───── Record list ─────

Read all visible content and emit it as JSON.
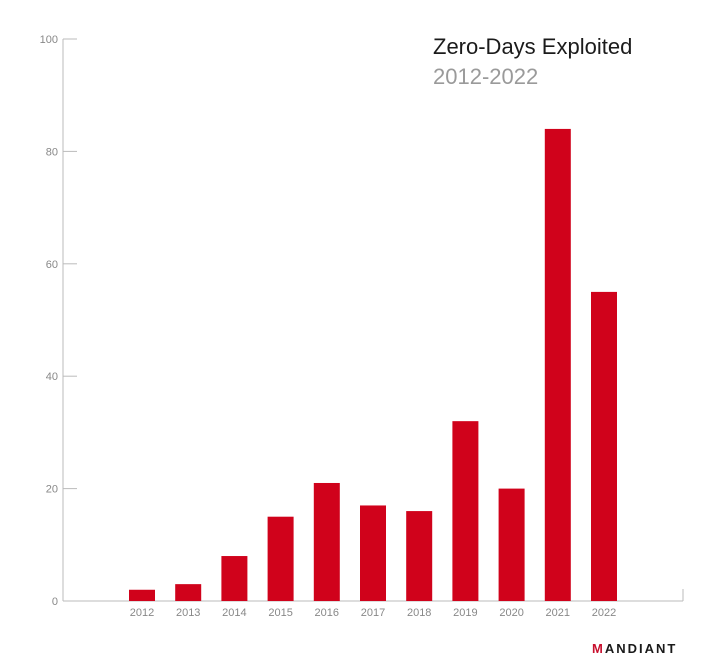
{
  "chart_data": {
    "type": "bar",
    "title": "Zero-Days Exploited",
    "subtitle": "2012-2022",
    "xlabel": "",
    "ylabel": "",
    "categories": [
      "2012",
      "2013",
      "2014",
      "2015",
      "2016",
      "2017",
      "2018",
      "2019",
      "2020",
      "2021",
      "2022"
    ],
    "values": [
      2,
      3,
      8,
      15,
      21,
      17,
      16,
      32,
      20,
      84,
      55
    ],
    "ylim": [
      0,
      100
    ],
    "yticks": [
      0,
      20,
      40,
      60,
      80,
      100
    ],
    "grid": false,
    "legend": "none",
    "bar_color": "#d0021b",
    "axis_color": "#bbbbbb"
  },
  "branding": {
    "logo_mark": "M",
    "logo_rest": "ANDIANT",
    "color": "#c8102e"
  }
}
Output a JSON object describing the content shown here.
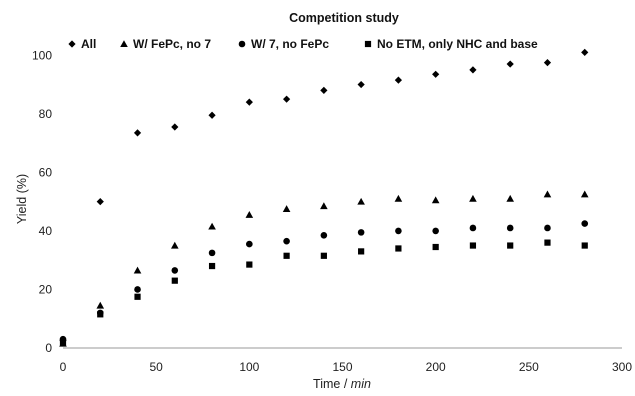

─────

▶ What to work on: List every line in the records above that contains the word "content".

▶ Answer to this exercise:
Read all visible content and emit it as JSON.
Output a JSON object describing the content shown here.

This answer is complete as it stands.